== TASK INPUT ==
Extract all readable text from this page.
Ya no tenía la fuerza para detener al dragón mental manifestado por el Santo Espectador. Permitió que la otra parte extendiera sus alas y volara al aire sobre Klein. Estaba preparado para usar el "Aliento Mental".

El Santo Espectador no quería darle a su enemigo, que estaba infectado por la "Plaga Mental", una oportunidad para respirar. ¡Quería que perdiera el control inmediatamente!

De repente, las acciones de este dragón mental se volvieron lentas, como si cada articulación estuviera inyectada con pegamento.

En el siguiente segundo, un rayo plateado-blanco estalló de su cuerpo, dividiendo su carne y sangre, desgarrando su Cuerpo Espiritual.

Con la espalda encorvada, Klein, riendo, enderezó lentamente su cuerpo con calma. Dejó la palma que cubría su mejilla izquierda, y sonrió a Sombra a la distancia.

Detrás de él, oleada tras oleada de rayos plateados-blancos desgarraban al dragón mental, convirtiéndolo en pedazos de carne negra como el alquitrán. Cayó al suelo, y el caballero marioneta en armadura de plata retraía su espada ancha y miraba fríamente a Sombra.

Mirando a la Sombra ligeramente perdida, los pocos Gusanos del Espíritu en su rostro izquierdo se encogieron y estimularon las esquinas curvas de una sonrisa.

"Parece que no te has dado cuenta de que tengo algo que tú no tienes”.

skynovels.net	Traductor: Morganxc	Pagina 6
===
Set down every record above exactly as given.

Extract all readable text from this page.
Ya no tenía la fuerza para detener al dragón mental manifestado por el Santo Espectador. Permitió que la otra parte extendiera sus alas y volara al aire sobre Klein. Estaba preparado para usar el "Aliento Mental".

El Santo Espectador no quería darle a su enemigo, que estaba infectado por la "Plaga Mental", una oportunidad para respirar. ¡Quería que perdiera el control inmediatamente!

De repente, las acciones de este dragón mental se volvieron lentas, como si cada articulación estuviera inyectada con pegamento.

En el siguiente segundo, un rayo plateado-blanco estalló de su cuerpo, dividiendo su carne y sangre, desgarrando su Cuerpo Espiritual.

Con la espalda encorvada, Klein, riendo, enderezó lentamente su cuerpo con calma. Dejó la palma que cubría su mejilla izquierda, y sonrió a Sombra a la distancia.

Detrás de él, oleada tras oleada de rayos plateados-blancos desgarraban al dragón mental, convirtiéndolo en pedazos de carne negra como el alquitrán. Cayó al suelo, y el caballero marioneta en armadura de plata retraía su espada ancha y miraba fríamente a Sombra.

Mirando a la Sombra ligeramente perdida, los pocos Gusanos del Espíritu en su rostro izquierdo se encogieron y estimularon las esquinas curvas de una sonrisa.

"Parece que no te has dado cuenta de que tengo algo que tú no tienes”.

skynovels.net	Traductor: Morganxc	Pagina 6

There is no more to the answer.